● **Task requirements**
Search the entries below. Return every line that has "Last" in it.

● **Given data**
************

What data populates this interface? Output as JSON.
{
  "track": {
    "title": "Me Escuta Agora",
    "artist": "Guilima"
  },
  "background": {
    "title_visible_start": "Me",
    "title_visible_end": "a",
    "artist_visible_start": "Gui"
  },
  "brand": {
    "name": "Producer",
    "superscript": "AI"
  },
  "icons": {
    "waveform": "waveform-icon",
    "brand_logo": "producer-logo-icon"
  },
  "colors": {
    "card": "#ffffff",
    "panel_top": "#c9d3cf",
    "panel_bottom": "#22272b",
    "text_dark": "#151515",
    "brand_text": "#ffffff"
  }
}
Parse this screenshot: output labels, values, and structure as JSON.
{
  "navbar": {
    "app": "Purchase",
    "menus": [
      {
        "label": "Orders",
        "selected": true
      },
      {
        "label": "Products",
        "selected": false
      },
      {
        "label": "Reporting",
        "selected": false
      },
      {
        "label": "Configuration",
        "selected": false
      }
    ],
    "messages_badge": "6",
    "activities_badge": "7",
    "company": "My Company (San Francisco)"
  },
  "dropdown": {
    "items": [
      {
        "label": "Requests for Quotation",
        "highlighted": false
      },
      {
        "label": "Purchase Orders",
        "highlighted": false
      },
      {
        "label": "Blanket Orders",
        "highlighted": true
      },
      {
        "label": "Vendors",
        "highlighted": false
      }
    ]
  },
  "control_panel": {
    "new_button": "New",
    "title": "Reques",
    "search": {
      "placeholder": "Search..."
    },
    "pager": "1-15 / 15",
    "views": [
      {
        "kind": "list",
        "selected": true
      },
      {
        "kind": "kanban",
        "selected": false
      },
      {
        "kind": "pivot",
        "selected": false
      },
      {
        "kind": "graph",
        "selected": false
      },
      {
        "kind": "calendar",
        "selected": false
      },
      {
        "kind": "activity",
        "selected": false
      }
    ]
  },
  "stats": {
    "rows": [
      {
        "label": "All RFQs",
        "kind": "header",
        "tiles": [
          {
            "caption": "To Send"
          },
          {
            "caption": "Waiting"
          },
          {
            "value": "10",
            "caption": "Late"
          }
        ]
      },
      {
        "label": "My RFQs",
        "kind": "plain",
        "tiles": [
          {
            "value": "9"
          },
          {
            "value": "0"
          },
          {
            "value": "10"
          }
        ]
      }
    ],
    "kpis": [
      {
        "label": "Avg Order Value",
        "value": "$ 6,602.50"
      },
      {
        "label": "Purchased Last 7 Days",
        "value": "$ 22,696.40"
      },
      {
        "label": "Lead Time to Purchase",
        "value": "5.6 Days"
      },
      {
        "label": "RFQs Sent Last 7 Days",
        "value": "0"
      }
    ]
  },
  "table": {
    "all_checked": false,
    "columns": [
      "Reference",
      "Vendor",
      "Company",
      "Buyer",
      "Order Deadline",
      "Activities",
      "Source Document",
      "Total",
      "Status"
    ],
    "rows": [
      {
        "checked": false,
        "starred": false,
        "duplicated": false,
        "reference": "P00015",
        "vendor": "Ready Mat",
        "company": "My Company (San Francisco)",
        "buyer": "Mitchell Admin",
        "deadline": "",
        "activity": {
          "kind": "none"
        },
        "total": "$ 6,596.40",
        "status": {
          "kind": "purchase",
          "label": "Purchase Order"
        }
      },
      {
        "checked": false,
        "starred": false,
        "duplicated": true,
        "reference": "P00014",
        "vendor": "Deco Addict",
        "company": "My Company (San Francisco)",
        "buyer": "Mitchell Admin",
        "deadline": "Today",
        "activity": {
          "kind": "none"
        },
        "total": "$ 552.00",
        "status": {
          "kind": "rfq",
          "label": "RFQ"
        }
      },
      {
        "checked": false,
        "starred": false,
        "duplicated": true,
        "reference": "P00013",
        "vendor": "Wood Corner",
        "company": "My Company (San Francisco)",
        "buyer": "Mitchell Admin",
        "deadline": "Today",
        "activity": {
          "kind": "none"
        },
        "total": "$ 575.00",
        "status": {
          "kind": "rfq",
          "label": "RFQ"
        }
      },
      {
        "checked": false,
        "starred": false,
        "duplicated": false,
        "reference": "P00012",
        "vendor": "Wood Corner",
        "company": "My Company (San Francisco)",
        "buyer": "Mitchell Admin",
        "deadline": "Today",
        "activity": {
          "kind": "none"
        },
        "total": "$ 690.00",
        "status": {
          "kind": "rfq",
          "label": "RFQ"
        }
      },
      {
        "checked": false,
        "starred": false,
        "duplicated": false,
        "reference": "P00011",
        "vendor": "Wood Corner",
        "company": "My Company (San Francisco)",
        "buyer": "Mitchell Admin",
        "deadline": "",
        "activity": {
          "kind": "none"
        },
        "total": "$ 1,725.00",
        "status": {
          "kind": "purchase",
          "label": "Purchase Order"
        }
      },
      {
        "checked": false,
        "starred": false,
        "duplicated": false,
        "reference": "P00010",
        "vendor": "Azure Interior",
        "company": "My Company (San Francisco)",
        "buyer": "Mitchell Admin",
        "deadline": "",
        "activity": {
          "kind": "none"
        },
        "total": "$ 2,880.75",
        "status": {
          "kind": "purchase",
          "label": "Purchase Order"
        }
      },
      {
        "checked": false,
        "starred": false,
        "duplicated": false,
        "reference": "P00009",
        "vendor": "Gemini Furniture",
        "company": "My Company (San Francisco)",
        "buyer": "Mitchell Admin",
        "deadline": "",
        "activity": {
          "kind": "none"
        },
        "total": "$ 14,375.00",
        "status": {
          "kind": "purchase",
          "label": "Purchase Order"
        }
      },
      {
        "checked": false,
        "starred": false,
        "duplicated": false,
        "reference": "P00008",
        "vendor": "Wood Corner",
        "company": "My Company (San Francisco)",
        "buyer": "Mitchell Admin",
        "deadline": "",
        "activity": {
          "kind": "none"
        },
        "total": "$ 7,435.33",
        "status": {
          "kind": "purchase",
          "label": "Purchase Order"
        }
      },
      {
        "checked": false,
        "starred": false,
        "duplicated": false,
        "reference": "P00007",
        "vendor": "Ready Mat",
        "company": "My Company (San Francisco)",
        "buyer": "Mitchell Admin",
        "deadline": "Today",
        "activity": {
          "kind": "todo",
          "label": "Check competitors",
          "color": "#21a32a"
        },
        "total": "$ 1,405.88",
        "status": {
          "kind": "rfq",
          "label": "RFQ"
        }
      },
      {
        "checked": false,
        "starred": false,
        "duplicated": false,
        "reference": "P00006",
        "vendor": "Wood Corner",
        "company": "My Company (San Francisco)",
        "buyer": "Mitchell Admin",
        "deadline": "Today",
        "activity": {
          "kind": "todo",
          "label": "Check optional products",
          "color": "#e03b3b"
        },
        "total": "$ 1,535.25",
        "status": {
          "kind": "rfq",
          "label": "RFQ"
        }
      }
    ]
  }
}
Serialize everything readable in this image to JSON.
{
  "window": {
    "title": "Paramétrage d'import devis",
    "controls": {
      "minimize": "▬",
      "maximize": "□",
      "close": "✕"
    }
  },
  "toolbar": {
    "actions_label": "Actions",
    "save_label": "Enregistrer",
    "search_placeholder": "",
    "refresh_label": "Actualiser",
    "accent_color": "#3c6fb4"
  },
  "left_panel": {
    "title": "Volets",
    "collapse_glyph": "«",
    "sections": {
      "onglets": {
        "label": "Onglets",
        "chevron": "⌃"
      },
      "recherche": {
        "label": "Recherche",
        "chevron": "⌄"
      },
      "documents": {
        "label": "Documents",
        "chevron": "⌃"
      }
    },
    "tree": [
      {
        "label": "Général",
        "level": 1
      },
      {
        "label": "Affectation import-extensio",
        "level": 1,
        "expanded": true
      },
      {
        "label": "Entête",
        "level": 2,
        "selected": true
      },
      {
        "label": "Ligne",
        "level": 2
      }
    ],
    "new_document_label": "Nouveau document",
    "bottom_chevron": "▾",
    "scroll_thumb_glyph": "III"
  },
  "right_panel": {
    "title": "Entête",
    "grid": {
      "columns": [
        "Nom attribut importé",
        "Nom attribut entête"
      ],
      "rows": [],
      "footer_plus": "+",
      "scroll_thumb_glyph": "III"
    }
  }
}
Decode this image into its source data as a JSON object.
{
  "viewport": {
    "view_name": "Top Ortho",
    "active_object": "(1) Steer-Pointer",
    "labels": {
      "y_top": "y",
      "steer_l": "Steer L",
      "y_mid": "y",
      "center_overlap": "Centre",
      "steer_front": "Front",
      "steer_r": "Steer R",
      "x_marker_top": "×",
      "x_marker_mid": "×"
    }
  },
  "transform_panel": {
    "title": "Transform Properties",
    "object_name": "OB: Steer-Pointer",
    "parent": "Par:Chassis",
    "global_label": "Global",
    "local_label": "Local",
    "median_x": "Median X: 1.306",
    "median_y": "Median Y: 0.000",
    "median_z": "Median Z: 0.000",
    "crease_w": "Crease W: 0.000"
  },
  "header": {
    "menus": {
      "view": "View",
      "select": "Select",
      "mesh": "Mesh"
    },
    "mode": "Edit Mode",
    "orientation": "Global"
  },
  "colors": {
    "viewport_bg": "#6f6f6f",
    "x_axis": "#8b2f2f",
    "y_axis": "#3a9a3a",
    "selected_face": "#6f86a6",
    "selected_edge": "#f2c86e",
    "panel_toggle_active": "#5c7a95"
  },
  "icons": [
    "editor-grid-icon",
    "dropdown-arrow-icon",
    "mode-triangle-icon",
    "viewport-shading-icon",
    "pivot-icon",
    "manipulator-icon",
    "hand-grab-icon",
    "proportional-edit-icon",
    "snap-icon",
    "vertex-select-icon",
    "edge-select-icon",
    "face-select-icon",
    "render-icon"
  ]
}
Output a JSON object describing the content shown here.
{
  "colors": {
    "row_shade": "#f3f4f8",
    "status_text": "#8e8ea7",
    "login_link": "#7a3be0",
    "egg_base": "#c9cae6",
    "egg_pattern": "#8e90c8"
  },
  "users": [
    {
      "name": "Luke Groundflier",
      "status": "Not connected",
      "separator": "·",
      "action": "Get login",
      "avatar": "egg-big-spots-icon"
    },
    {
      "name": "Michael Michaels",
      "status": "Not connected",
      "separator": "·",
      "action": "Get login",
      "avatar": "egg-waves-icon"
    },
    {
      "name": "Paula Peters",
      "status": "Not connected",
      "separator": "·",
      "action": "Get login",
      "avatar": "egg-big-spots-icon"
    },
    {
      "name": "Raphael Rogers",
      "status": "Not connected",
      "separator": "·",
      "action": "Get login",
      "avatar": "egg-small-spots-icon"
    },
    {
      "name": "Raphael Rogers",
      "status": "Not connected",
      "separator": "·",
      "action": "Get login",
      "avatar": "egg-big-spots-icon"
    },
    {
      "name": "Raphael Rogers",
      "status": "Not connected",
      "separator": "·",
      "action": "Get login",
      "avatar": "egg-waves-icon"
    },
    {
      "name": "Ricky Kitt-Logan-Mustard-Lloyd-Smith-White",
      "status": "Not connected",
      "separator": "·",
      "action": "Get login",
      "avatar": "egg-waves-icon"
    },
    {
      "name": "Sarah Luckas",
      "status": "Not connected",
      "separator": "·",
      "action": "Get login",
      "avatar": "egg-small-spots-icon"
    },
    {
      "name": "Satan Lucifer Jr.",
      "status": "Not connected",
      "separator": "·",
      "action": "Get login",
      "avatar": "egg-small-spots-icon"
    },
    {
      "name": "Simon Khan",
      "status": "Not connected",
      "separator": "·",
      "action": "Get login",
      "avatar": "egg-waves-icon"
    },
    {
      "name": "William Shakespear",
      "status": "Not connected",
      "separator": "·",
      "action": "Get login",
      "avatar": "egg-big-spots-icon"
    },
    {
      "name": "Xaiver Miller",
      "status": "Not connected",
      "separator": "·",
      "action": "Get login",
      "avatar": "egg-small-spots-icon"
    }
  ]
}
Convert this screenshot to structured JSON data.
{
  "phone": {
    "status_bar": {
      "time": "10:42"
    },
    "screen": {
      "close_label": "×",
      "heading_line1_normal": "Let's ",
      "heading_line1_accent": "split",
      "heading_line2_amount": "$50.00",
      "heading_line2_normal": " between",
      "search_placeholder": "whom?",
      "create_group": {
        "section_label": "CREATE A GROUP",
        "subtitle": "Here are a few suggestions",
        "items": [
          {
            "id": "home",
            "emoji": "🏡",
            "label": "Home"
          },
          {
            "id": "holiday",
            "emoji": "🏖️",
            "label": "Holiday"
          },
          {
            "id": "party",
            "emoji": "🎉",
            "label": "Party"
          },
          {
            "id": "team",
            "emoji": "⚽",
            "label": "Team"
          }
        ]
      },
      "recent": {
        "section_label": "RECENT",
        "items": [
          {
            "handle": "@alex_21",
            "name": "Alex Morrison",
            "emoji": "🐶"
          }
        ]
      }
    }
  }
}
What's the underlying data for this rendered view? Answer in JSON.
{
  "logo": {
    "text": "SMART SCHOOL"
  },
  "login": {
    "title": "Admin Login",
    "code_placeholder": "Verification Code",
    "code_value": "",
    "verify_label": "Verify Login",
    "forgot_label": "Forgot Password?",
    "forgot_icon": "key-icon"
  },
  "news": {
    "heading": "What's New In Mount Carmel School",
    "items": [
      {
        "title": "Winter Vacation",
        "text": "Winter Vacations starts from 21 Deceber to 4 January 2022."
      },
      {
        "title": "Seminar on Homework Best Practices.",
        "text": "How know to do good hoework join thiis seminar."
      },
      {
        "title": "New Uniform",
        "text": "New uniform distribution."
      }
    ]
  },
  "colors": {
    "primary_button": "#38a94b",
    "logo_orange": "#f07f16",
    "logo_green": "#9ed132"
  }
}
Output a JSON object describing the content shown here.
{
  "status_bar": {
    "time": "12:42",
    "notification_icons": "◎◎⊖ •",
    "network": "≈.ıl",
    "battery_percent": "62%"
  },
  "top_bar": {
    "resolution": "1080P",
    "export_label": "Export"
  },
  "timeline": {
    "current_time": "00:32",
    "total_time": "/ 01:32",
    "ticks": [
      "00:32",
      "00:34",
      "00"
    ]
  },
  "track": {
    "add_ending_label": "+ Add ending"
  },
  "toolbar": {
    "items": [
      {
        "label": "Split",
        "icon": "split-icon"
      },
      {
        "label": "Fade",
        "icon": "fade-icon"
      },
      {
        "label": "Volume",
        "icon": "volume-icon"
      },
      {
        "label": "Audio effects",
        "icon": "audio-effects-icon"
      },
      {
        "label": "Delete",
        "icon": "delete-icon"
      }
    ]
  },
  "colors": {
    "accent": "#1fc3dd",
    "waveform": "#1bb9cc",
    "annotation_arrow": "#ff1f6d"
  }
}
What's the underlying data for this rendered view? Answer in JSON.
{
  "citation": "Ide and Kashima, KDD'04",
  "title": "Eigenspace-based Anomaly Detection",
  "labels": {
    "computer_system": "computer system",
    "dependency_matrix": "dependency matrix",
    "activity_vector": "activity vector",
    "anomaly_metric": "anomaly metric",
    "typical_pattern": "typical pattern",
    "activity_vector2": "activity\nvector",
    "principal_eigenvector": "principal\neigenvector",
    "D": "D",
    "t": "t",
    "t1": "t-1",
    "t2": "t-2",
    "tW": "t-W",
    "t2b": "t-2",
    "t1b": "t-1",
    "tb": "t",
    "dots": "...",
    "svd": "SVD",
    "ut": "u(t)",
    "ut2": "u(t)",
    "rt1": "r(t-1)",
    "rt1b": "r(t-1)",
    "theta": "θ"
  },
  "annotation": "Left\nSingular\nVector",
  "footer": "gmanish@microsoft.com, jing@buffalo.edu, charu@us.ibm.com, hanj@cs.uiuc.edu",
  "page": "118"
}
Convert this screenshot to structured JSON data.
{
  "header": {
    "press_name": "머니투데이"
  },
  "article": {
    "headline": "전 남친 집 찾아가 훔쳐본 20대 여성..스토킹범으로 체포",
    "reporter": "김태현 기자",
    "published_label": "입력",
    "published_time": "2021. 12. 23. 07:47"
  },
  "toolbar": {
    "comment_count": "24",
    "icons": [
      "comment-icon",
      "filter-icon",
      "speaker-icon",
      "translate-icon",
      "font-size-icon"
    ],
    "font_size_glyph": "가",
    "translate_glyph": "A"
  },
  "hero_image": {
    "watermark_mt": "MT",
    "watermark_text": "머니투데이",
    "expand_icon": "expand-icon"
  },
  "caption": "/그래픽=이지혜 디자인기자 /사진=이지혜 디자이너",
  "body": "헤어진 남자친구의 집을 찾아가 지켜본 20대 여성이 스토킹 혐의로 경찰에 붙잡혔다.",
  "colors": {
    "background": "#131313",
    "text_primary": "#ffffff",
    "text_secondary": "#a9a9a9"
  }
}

************

● **Written solution**
        "label": "Purchased Last 7 Days",
        "label": "RFQs Sent Last 7 Days",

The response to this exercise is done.